*PROBLEM A*
Copy these lines from the records verbatim, beginning at the line that has "y-tick-label: 10⁻⁴ bbox=[78, 304, 135, 334]" and stopping after the line that has "y-tick-label: 10⁻³ bbox=[78, 241, 135, 271]".

*TEXT PROVIDED*
— BEGIN —

Sunday 28 October 2012

Pre-wintering



It is rare for me to actually throw up so it was interesting doing so last night. It's just a bug that comes with a mild temperature, feeling chill, and somnolence. No big deal. Out tonight to deliver talk to Peripatetics on Hungary, planned in less than sharpest fashion because of said somnolence. There will be at least two people there who are familiar with the territory.

I don't write much about feeling under the weather because I don't generally and because I know people with serious afflictions.

But we have just shifted gear into winter with the changing of the clock, something of a magic ritual. Time winds into itself by human command. Doing this twice a year seems an easy trick.

Winter, the season of sleep, the city of frost. I will arise and go now. Here's a poem, a memory of China from December last year.


The Dancers in People’s Park 

In my dream I saw the dancers of China
shifting through the dusk of People's Park,
the healthy park where dancing is exercise,
and it moved me to tears in the oncoming dark
to see the dancers in the gathering dark
where bats flew and the cricket creaked
where plane trees peeled and moonlight leaked
and the people, the elderly, especially the elderly,
went dancing in the park.

— END —

*PROBLEM B*
In the pre-wintering post, what is the subject of the talk the writer is giving to the Peripatetics?

*RECORDS SUPPLIED*
— BEGIN —

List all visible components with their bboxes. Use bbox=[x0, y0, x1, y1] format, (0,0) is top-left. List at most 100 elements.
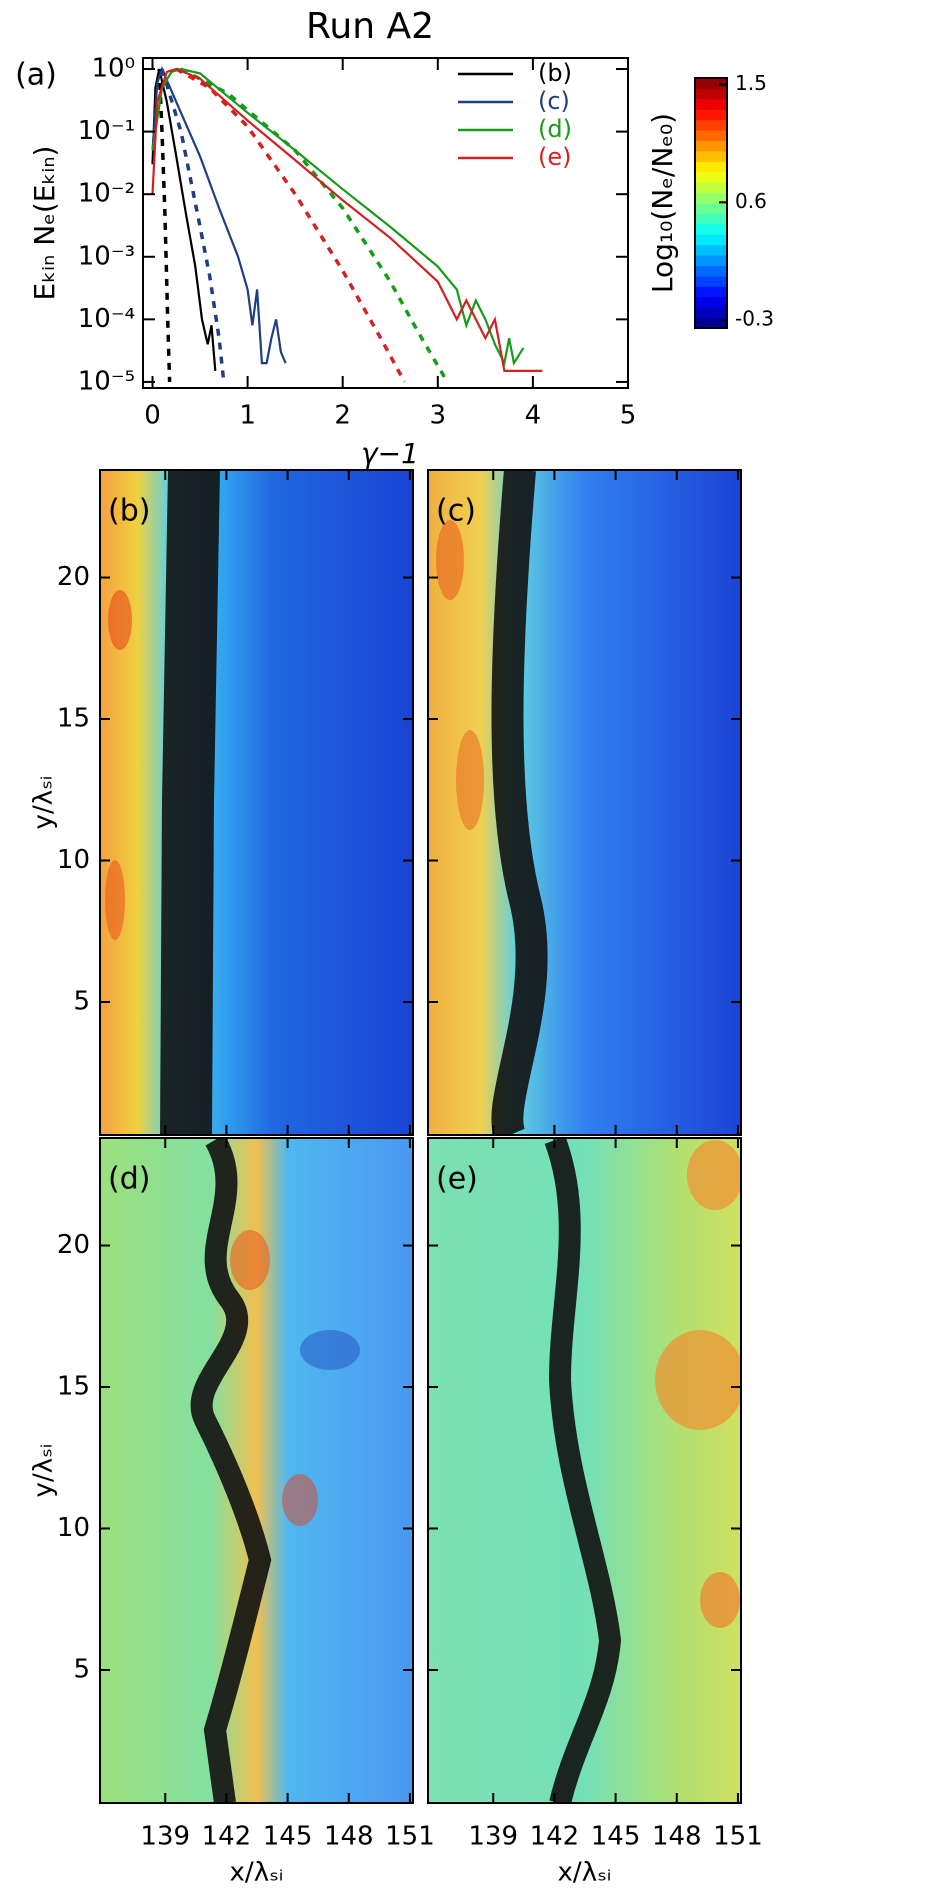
y-tick-label: 10⁻⁴ bbox=[78, 304, 135, 334]
x-tick-label: 148 bbox=[652, 1822, 702, 1852]
legend-label: (d) bbox=[538, 115, 572, 143]
series-line bbox=[151, 67, 525, 367]
density-blob bbox=[436, 520, 464, 600]
colorbar-band bbox=[695, 234, 727, 246]
density-blob bbox=[105, 860, 125, 940]
y-tick-label: 20 bbox=[57, 562, 90, 592]
colorbar-band bbox=[695, 296, 727, 308]
colorbar-band bbox=[695, 150, 727, 162]
panel-frame bbox=[427, 1137, 742, 1804]
panel-label: (e) bbox=[436, 1162, 478, 1197]
density-blob bbox=[687, 1140, 741, 1210]
colorbar-band bbox=[695, 78, 727, 89]
colorbar-band bbox=[695, 307, 727, 319]
colorbar-band bbox=[695, 192, 727, 204]
colorbar-band bbox=[695, 140, 727, 152]
y-tick-label: 10⁻³ bbox=[78, 241, 135, 271]
density-blob bbox=[655, 1330, 741, 1430]
density-blob bbox=[282, 1474, 318, 1526]
x-tick-label: 145 bbox=[591, 1822, 641, 1852]
colorbar-band bbox=[695, 244, 727, 256]
y-tick-label: 10 bbox=[57, 1513, 90, 1543]
y-tick-label: 10⁰ bbox=[91, 54, 135, 84]
y-tick-label: 10⁻² bbox=[78, 179, 135, 209]
chart-title: Run A2 bbox=[306, 6, 434, 47]
colorbar-band bbox=[695, 130, 727, 141]
legend-label: (c) bbox=[538, 87, 570, 115]
colorbar-band bbox=[695, 203, 727, 214]
particle-band bbox=[491, 470, 548, 1135]
density-blob bbox=[700, 1572, 740, 1628]
x-tick-label: 151 bbox=[713, 1822, 763, 1852]
y-tick-label: 5 bbox=[73, 1655, 90, 1685]
fit-line bbox=[160, 68, 226, 383]
x-tick-label: 139 bbox=[140, 1822, 190, 1852]
y-tick-label: 10 bbox=[57, 845, 90, 875]
x-tick-label: 145 bbox=[263, 1822, 313, 1852]
particle-band bbox=[544, 1138, 622, 1803]
x-axis-label: x/λₛᵢ bbox=[230, 1858, 284, 1888]
colorbar-band bbox=[695, 171, 727, 183]
x-axis-label: γ−1 bbox=[361, 437, 419, 470]
density-map bbox=[428, 470, 741, 1135]
x-tick-label: 139 bbox=[468, 1822, 518, 1852]
particle-band bbox=[160, 470, 220, 1135]
y-axis-label: Eₖᵢₙ Nₑ(Eₖᵢₙ) bbox=[28, 146, 61, 301]
plot-frame bbox=[142, 57, 629, 389]
colorbar-band bbox=[695, 275, 727, 287]
fit-line bbox=[175, 67, 407, 383]
colorbar-band bbox=[695, 161, 727, 173]
colorbar-band bbox=[695, 88, 727, 100]
y-tick-label: 5 bbox=[73, 987, 90, 1017]
y-tick-label: 15 bbox=[57, 1372, 90, 1402]
x-axis-label: x/λₛᵢ bbox=[558, 1858, 612, 1888]
panel-label: (b) bbox=[108, 494, 150, 529]
x-tick-label: 151 bbox=[385, 1822, 435, 1852]
density-field bbox=[100, 470, 413, 1135]
x-tick-label: 142 bbox=[202, 1822, 252, 1852]
x-tick-label: 3 bbox=[430, 401, 447, 431]
colorbar-band bbox=[695, 286, 727, 298]
colorbar-tick-label: -0.3 bbox=[735, 307, 774, 331]
x-tick-label: 148 bbox=[324, 1822, 374, 1852]
panel-frame bbox=[99, 1137, 414, 1804]
colorbar-band bbox=[695, 265, 727, 277]
x-tick-label: 0 bbox=[144, 401, 161, 431]
legend-label: (b) bbox=[538, 59, 572, 87]
fit-line bbox=[157, 68, 172, 382]
panel-frame bbox=[99, 469, 414, 1136]
series-line bbox=[151, 67, 543, 372]
colorbar-band bbox=[695, 213, 727, 225]
density-map bbox=[428, 1138, 741, 1803]
colorbar-tick-label: 1.5 bbox=[735, 71, 767, 95]
density-map bbox=[100, 1138, 413, 1803]
legend-label: (e) bbox=[538, 143, 572, 171]
density-map bbox=[100, 470, 413, 1135]
colorbar-band bbox=[695, 317, 727, 329]
colorbar-band bbox=[695, 255, 727, 266]
colorbar-band bbox=[695, 98, 727, 110]
x-tick-label: 4 bbox=[525, 401, 542, 431]
colorbar-band bbox=[695, 223, 727, 235]
series-line bbox=[151, 65, 287, 365]
series-line bbox=[151, 68, 217, 371]
y-tick-label: 20 bbox=[57, 1230, 90, 1260]
y-tick-label: 10⁻⁵ bbox=[78, 366, 135, 396]
y-tick-label: 15 bbox=[57, 704, 90, 734]
panel-label: (d) bbox=[108, 1162, 150, 1197]
x-tick-label: 1 bbox=[239, 401, 256, 431]
y-axis-label: y/λₛᵢ bbox=[29, 1444, 59, 1498]
density-blob bbox=[230, 1230, 270, 1290]
x-tick-label: 5 bbox=[620, 401, 637, 431]
x-tick-label: 142 bbox=[530, 1822, 580, 1852]
colorbar-label: Log₁₀(Nₑ/Nₑ₀) bbox=[646, 113, 679, 293]
particle-band bbox=[190, 1138, 272, 1803]
panel-label: (a) bbox=[15, 58, 57, 93]
density-blob bbox=[108, 590, 132, 650]
colorbar-tick-label: 0.6 bbox=[735, 189, 767, 213]
density-blob bbox=[456, 730, 484, 830]
y-tick-label: 10⁻¹ bbox=[78, 116, 135, 146]
density-blob bbox=[300, 1330, 360, 1370]
y-axis-label: y/λₛᵢ bbox=[29, 776, 59, 830]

— END —

*RESPONSE A*
y-tick-label: 10⁻⁴ bbox=[78, 304, 135, 334]
x-tick-label: 148 bbox=[652, 1822, 702, 1852]
legend-label: (d) bbox=[538, 115, 572, 143]
series-line bbox=[151, 67, 525, 367]
density-blob bbox=[436, 520, 464, 600]
colorbar-band bbox=[695, 234, 727, 246]
density-blob bbox=[105, 860, 125, 940]
y-tick-label: 20 bbox=[57, 562, 90, 592]
colorbar-band bbox=[695, 296, 727, 308]
colorbar-band bbox=[695, 150, 727, 162]
panel-frame bbox=[427, 1137, 742, 1804]
panel-label: (e) bbox=[436, 1162, 478, 1197]
density-blob bbox=[687, 1140, 741, 1210]
colorbar-band bbox=[695, 78, 727, 89]
colorbar-band bbox=[695, 307, 727, 319]
colorbar-band bbox=[695, 192, 727, 204]
colorbar-band bbox=[695, 140, 727, 152]
y-tick-label: 10⁻³ bbox=[78, 241, 135, 271]

*RESPONSE B*
Hungary.